→ **Written task**
Extract the entries in their exact form.

→ **Provided material**
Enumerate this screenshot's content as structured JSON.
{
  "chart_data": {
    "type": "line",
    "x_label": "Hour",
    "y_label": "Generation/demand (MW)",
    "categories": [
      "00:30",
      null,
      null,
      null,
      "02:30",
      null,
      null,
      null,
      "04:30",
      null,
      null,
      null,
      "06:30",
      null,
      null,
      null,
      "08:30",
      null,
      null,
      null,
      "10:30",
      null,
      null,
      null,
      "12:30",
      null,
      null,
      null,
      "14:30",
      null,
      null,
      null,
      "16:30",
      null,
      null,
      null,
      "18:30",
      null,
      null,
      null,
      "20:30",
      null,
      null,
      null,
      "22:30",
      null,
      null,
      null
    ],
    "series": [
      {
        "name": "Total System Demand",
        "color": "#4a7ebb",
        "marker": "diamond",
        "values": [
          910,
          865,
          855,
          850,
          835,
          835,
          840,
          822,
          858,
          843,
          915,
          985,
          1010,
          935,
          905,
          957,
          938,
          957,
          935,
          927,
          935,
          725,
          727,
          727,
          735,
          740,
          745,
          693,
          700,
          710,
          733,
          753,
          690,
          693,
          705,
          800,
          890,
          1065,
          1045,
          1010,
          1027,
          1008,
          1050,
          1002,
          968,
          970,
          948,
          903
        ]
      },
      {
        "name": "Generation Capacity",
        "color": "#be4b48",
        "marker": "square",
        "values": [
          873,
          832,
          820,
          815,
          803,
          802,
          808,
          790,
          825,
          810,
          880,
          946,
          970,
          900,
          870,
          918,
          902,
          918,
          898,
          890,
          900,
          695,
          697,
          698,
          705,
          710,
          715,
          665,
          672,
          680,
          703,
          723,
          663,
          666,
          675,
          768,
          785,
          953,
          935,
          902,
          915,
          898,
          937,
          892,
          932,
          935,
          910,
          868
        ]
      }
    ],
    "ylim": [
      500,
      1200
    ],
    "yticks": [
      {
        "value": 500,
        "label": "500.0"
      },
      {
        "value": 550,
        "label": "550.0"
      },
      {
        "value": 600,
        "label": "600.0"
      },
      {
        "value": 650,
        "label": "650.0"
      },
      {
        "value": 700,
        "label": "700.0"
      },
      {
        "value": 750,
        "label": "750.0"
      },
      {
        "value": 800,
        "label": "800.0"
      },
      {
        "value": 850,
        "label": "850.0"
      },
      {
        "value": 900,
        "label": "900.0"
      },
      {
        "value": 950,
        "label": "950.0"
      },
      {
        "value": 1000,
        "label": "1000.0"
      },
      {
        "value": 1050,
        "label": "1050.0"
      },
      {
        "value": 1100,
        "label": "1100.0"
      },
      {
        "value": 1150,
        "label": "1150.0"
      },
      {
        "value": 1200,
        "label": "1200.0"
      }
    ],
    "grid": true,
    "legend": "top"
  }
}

→ **Written solution**
Enumerate this screenshot's content as structured JSON.
{
  "chart_data": {
    "type": "line",
    "x_label": "Hour",
    "y_label": "Generation/demand (MW)",
    "categories": [
      "00:30",
      null,
      null,
      null,
      "02:30",
      null,
      null,
      null,
      "04:30",
      null,
      null,
      null,
      "06:30",
      null,
      null,
      null,
      "08:30",
      null,
      null,
      null,
      "10:30",
      null,
      null,
      null,
      "12:30",
      null,
      null,
      null,
      "14:30",
      null,
      null,
      null,
      "16:30",
      null,
      null,
      null,
      "18:30",
      null,
      null,
      null,
      "20:30",
      null,
      null,
      null,
      "22:30",
      null,
      null,
      null
    ],
    "series": [
      {
        "name": "Total System Demand",
        "color": "#4a7ebb",
        "marker": "diamond",
        "values": [
          910,
          865,
          855,
          850,
          835,
          835,
          840,
          822,
          858,
          843,
          915,
          985,
          1010,
          935,
          905,
          957,
          938,
          957,
          935,
          927,
          935,
          725,
          727,
          727,
          735,
          740,
          745,
          693,
          700,
          710,
          733,
          753,
          690,
          693,
          705,
          800,
          890,
          1065,
          1045,
          1010,
          1027,
          1008,
          1050,
          1002,
          968,
          970,
          948,
          903
        ]
      },
      {
        "name": "Generation Capacity",
        "color": "#be4b48",
        "marker": "square",
        "values": [
          873,
          832,
          820,
          815,
          803,
          802,
          808,
          790,
          825,
          810,
          880,
          946,
          970,
          900,
          870,
          918,
          902,
          918,
          898,
          890,
          900,
          695,
          697,
          698,
          705,
          710,
          715,
          665,
          672,
          680,
          703,
          723,
          663,
          666,
          675,
          768,
          785,
          953,
          935,
          902,
          915,
          898,
          937,
          892,
          932,
          935,
          910,
          868
        ]
      }
    ],
    "ylim": [
      500,
      1200
    ],
    "yticks": [
      {
        "value": 500,
        "label": "500.0"
      },
      {
        "value": 550,
        "label": "550.0"
      },
      {
        "value": 600,
        "label": "600.0"
      },
      {
        "value": 650,
        "label": "650.0"
      },
      {
        "value": 700,
        "label": "700.0"
      },
      {
        "value": 750,
        "label": "750.0"
      },
      {
        "value": 800,
        "label": "800.0"
      },
      {
        "value": 850,
        "label": "850.0"
      },
      {
        "value": 900,
        "label": "900.0"
      },
      {
        "value": 950,
        "label": "950.0"
      },
      {
        "value": 1000,
        "label": "1000.0"
      },
      {
        "value": 1050,
        "label": "1050.0"
      },
      {
        "value": 1100,
        "label": "1100.0"
      },
      {
        "value": 1150,
        "label": "1150.0"
      },
      {
        "value": 1200,
        "label": "1200.0"
      }
    ],
    "grid": true,
    "legend": "top"
  }
}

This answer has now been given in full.